(Data listing)
=======

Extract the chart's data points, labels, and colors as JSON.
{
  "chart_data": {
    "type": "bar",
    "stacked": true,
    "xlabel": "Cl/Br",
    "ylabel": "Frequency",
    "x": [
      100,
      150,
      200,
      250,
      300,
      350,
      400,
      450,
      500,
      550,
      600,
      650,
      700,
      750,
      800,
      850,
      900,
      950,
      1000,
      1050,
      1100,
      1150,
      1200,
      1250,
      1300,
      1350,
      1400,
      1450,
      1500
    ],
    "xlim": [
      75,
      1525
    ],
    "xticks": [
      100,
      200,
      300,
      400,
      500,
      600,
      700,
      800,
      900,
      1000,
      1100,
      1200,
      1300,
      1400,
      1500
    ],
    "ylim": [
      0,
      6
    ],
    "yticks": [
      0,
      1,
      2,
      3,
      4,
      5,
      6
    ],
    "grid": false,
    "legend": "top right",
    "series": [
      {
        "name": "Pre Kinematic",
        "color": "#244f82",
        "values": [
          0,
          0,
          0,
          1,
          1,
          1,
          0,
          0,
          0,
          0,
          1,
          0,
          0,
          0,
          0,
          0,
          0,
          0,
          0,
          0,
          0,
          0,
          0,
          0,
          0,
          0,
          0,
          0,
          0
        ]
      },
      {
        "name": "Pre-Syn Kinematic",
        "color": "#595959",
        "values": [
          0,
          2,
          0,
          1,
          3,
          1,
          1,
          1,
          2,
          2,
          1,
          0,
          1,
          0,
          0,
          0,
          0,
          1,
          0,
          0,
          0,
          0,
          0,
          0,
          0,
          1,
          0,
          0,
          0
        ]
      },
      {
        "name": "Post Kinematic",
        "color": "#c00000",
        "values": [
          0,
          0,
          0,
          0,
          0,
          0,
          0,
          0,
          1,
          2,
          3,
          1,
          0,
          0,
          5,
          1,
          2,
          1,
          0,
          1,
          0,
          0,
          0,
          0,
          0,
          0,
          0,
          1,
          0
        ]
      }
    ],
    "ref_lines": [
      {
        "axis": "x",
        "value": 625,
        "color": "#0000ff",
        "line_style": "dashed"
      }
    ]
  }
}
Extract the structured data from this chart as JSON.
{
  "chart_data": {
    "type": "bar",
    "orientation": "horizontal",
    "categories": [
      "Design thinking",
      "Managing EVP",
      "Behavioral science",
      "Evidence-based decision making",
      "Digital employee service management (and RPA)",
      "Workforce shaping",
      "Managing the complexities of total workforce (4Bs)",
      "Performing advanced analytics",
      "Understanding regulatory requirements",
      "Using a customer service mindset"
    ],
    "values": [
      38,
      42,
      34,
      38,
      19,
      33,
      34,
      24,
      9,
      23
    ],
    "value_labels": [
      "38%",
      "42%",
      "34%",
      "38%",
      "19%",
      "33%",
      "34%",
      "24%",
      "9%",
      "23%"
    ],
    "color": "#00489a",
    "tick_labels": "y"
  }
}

=======

SET PROBLEM:
Each line of the listing should be copied exactly.

WRITTEN SOLUTION:
Extract the chart's data points, labels, and colors as JSON.
{
  "chart_data": {
    "type": "bar",
    "stacked": true,
    "xlabel": "Cl/Br",
    "ylabel": "Frequency",
    "x": [
      100,
      150,
      200,
      250,
      300,
      350,
      400,
      450,
      500,
      550,
      600,
      650,
      700,
      750,
      800,
      850,
      900,
      950,
      1000,
      1050,
      1100,
      1150,
      1200,
      1250,
      1300,
      1350,
      1400,
      1450,
      1500
    ],
    "xlim": [
      75,
      1525
    ],
    "xticks": [
      100,
      200,
      300,
      400,
      500,
      600,
      700,
      800,
      900,
      1000,
      1100,
      1200,
      1300,
      1400,
      1500
    ],
    "ylim": [
      0,
      6
    ],
    "yticks": [
      0,
      1,
      2,
      3,
      4,
      5,
      6
    ],
    "grid": false,
    "legend": "top right",
    "series": [
      {
        "name": "Pre Kinematic",
        "color": "#244f82",
        "values": [
          0,
          0,
          0,
          1,
          1,
          1,
          0,
          0,
          0,
          0,
          1,
          0,
          0,
          0,
          0,
          0,
          0,
          0,
          0,
          0,
          0,
          0,
          0,
          0,
          0,
          0,
          0,
          0,
          0
        ]
      },
      {
        "name": "Pre-Syn Kinematic",
        "color": "#595959",
        "values": [
          0,
          2,
          0,
          1,
          3,
          1,
          1,
          1,
          2,
          2,
          1,
          0,
          1,
          0,
          0,
          0,
          0,
          1,
          0,
          0,
          0,
          0,
          0,
          0,
          0,
          1,
          0,
          0,
          0
        ]
      },
      {
        "name": "Post Kinematic",
        "color": "#c00000",
        "values": [
          0,
          0,
          0,
          0,
          0,
          0,
          0,
          0,
          1,
          2,
          3,
          1,
          0,
          0,
          5,
          1,
          2,
          1,
          0,
          1,
          0,
          0,
          0,
          0,
          0,
          0,
          0,
          1,
          0
        ]
      }
    ],
    "ref_lines": [
      {
        "axis": "x",
        "value": 625,
        "color": "#0000ff",
        "line_style": "dashed"
      }
    ]
  }
}
Extract the structured data from this chart as JSON.
{
  "chart_data": {
    "type": "bar",
    "orientation": "horizontal",
    "categories": [
      "Design thinking",
      "Managing EVP",
      "Behavioral science",
      "Evidence-based decision making",
      "Digital employee service management (and RPA)",
      "Workforce shaping",
      "Managing the complexities of total workforce (4Bs)",
      "Performing advanced analytics",
      "Understanding regulatory requirements",
      "Using a customer service mindset"
    ],
    "values": [
      38,
      42,
      34,
      38,
      19,
      33,
      34,
      24,
      9,
      23
    ],
    "value_labels": [
      "38%",
      "42%",
      "34%",
      "38%",
      "19%",
      "33%",
      "34%",
      "24%",
      "9%",
      "23%"
    ],
    "color": "#00489a",
    "tick_labels": "y"
  }
}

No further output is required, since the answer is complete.